** EXERCISE **
Lines holding the string "viene" are the ones to copy from this listing.

** Data records **
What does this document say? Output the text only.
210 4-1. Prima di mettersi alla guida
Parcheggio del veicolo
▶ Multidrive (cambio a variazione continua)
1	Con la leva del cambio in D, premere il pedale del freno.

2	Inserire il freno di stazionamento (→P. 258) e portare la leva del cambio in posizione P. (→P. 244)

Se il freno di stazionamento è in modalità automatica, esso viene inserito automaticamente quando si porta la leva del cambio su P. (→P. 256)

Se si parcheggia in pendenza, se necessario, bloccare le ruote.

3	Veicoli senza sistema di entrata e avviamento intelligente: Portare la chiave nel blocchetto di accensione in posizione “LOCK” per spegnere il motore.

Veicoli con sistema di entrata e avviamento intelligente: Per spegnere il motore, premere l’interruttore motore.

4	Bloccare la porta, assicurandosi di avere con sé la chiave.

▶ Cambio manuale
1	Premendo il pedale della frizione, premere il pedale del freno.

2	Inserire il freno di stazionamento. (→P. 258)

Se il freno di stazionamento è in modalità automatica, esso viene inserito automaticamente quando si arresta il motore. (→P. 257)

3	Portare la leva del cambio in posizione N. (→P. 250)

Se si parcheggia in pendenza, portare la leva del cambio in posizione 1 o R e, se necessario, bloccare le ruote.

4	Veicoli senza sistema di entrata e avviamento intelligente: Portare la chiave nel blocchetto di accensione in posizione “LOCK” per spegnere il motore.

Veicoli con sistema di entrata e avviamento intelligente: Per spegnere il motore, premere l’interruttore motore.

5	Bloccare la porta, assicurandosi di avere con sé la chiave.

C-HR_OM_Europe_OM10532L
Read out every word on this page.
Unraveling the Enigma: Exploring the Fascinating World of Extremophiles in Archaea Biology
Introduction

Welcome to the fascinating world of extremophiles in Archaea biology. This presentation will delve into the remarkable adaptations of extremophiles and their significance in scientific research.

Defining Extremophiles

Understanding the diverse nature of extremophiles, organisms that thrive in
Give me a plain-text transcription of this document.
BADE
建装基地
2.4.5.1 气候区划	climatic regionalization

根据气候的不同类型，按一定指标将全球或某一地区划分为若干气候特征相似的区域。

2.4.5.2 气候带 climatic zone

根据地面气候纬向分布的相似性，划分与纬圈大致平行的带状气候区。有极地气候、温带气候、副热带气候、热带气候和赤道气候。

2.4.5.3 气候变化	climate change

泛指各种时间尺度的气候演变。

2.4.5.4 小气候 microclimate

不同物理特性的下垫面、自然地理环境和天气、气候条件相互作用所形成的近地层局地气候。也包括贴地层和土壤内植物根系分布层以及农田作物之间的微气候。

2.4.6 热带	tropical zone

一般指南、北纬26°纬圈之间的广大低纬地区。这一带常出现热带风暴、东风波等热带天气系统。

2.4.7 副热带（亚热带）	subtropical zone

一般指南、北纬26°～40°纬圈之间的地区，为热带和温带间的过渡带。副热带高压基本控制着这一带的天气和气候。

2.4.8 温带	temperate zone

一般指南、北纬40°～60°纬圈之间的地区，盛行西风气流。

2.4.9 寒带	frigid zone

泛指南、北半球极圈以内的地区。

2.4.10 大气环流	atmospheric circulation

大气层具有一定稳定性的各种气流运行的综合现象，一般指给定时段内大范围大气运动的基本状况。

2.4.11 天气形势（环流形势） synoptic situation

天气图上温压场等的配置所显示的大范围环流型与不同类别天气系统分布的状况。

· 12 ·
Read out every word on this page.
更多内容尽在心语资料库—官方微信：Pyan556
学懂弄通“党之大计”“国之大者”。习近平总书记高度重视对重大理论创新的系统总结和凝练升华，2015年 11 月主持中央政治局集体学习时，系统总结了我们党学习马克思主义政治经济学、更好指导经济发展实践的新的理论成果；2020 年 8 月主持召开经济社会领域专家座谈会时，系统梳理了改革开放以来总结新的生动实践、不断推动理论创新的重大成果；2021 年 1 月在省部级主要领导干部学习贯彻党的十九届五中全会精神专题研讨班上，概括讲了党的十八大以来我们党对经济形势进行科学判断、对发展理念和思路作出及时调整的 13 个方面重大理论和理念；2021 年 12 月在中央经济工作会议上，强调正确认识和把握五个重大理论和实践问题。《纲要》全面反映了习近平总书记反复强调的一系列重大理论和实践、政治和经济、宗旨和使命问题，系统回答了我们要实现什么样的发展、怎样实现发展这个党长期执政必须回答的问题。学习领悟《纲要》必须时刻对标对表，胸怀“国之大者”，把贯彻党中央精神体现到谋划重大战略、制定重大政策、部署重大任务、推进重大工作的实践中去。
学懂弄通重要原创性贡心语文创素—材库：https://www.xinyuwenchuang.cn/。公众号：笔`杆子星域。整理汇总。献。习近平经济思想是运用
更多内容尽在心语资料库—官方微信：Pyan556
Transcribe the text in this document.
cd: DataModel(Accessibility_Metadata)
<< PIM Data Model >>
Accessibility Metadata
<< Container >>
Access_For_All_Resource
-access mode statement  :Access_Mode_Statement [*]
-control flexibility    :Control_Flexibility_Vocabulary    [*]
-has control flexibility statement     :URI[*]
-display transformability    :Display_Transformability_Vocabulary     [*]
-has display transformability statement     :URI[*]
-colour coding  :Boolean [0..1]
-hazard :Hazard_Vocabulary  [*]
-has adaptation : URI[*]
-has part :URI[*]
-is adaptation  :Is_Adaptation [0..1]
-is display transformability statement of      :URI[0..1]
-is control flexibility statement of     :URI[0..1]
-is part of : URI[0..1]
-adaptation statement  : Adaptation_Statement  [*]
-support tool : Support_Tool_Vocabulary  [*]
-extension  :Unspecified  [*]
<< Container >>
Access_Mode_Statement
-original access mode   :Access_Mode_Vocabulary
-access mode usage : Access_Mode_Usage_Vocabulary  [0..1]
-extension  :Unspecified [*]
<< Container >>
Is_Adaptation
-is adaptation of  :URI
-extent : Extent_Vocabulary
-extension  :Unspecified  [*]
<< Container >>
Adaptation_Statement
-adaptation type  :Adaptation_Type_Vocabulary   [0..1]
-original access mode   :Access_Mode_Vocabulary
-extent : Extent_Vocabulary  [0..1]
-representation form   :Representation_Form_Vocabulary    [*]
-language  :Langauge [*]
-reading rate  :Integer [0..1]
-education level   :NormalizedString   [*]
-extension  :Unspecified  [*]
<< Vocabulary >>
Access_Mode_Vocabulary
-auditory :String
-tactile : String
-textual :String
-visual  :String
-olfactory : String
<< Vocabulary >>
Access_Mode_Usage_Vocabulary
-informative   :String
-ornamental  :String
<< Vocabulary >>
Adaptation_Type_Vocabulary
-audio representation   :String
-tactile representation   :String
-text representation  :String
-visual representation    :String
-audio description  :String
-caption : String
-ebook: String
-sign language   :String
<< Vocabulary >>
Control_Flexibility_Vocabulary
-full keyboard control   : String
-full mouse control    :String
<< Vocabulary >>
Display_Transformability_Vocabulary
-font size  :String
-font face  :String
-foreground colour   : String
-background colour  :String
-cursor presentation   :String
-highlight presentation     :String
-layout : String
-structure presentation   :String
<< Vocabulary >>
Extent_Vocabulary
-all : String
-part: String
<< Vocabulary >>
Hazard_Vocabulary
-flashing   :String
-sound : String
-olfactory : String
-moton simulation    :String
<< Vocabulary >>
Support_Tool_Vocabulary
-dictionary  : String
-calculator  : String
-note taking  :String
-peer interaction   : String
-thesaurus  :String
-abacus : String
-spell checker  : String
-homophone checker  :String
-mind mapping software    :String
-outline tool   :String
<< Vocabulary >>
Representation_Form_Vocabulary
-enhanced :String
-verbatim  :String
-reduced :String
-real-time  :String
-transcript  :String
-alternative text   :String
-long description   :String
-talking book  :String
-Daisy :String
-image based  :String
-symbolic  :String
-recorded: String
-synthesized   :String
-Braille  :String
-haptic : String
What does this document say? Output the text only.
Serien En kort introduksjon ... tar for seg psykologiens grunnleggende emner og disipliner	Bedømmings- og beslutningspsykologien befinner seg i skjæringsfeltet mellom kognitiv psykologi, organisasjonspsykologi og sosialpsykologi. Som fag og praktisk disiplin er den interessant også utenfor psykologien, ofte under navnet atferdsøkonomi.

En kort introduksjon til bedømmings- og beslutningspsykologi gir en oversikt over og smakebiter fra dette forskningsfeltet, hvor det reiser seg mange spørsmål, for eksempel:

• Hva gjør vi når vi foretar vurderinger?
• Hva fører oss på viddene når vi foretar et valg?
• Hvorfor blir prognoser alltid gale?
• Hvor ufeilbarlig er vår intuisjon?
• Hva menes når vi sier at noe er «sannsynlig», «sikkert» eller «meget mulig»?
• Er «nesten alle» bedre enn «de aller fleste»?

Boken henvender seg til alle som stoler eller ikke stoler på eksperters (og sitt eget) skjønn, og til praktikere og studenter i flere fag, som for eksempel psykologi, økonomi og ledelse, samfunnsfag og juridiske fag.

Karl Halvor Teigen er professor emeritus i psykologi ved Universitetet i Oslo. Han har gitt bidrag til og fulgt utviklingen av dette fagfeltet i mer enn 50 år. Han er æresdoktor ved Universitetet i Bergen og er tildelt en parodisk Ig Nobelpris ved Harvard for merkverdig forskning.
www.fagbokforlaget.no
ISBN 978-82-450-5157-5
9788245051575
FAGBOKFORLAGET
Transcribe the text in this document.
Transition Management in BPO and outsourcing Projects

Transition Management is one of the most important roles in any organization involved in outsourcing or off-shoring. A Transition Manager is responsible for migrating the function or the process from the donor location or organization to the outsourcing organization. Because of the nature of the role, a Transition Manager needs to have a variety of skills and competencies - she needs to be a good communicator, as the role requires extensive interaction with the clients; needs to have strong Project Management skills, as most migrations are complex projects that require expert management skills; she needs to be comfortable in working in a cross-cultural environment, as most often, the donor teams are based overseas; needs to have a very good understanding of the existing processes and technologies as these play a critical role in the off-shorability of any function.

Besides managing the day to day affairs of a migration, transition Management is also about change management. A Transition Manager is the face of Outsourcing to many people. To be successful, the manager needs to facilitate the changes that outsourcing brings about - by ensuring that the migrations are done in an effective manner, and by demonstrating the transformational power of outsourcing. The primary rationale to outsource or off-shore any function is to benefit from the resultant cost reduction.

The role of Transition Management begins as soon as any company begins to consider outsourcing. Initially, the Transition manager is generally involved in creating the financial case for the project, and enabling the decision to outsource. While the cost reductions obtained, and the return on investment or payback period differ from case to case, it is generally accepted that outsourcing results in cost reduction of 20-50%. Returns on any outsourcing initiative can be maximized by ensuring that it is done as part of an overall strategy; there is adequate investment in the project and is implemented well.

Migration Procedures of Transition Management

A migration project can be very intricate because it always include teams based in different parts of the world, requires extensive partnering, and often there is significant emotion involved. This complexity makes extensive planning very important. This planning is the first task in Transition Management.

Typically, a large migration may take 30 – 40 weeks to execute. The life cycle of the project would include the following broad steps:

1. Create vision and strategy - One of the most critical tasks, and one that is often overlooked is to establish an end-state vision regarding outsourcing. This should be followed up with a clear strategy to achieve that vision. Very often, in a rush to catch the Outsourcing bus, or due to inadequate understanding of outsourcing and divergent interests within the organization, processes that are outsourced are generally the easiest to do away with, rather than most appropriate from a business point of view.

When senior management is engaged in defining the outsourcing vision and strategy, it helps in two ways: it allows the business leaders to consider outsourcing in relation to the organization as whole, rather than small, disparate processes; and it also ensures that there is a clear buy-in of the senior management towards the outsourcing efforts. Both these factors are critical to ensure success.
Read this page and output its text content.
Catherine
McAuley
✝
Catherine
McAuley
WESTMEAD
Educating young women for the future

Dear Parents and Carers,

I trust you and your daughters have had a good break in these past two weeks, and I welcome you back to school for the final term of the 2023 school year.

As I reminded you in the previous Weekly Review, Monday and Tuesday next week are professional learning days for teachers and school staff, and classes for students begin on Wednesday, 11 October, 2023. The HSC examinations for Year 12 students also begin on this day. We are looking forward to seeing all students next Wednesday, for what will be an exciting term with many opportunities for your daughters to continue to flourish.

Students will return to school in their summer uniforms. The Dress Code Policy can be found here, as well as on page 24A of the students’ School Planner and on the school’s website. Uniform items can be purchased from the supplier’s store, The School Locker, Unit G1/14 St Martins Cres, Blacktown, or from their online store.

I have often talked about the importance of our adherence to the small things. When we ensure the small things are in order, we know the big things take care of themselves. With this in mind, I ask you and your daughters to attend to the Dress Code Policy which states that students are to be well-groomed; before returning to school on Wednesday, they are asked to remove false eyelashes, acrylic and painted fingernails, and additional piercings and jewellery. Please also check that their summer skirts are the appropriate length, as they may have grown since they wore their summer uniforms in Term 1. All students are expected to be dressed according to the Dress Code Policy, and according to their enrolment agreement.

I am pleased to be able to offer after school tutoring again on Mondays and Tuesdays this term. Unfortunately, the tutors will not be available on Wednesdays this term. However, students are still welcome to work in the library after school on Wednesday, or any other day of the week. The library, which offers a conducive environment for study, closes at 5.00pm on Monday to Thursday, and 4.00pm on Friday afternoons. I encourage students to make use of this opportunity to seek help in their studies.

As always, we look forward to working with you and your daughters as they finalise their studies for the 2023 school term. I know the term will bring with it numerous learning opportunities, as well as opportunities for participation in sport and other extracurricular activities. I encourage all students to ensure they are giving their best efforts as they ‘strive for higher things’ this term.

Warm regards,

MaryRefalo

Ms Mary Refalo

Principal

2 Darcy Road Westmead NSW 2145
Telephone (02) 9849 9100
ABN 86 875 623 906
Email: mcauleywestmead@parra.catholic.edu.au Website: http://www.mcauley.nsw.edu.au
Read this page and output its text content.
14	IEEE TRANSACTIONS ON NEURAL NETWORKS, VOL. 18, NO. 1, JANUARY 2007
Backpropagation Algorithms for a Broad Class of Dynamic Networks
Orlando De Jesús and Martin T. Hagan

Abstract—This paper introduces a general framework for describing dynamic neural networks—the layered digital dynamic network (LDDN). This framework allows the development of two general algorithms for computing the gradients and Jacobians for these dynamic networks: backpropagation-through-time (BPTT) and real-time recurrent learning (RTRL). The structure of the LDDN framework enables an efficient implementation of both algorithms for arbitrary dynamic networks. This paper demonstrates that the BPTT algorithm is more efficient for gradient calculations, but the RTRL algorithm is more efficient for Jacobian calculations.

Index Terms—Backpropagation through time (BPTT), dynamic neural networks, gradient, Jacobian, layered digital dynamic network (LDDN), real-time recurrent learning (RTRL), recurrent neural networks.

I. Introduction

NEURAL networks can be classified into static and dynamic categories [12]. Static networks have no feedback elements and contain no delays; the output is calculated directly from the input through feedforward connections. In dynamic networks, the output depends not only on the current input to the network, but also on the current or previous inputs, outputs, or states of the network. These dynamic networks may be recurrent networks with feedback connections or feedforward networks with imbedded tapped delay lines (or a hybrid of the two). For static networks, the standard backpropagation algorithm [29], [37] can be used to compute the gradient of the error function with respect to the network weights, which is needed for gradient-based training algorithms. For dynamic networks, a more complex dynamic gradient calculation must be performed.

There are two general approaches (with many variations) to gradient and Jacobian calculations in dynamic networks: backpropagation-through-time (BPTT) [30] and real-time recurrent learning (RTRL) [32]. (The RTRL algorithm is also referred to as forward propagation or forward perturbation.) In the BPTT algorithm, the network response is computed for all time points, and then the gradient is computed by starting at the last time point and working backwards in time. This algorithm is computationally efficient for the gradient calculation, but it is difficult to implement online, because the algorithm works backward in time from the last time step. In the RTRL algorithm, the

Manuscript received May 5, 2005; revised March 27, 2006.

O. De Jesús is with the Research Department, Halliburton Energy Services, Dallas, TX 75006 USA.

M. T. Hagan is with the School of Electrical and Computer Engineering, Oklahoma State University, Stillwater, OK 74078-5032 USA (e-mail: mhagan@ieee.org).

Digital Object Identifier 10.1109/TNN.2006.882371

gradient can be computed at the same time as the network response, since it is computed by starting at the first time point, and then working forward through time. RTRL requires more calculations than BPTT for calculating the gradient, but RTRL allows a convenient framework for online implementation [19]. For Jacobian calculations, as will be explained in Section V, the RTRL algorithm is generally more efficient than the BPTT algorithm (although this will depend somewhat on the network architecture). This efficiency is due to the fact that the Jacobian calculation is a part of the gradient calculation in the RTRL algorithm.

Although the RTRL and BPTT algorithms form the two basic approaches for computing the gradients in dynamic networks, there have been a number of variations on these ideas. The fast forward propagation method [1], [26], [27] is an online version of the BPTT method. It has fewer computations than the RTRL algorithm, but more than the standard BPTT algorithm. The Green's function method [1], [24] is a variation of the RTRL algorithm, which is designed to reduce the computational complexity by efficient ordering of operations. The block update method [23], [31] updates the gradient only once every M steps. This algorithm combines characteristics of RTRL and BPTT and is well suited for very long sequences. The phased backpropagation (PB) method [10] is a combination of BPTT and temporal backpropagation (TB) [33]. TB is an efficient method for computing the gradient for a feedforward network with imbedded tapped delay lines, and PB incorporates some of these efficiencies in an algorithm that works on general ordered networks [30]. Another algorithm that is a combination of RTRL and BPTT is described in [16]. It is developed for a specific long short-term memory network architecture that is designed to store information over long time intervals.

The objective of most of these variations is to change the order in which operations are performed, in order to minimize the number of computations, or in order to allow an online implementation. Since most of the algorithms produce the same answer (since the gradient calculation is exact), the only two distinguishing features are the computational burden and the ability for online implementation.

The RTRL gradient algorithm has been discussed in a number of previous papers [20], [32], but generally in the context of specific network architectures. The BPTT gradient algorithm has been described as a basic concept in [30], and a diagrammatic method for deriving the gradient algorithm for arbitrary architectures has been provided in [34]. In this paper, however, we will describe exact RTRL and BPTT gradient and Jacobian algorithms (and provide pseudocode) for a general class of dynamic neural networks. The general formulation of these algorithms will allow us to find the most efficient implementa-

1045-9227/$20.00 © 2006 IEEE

** RESULT OF THIS EXERCISE **
Se il freno di stazionamento è in modalità automatica, esso viene inserito automaticamente quando si porta la leva del cambio su P. (→P. 256)
Se il freno di stazionamento è in modalità automatica, esso viene inserito automaticamente quando si arresta il motore. (→P. 257)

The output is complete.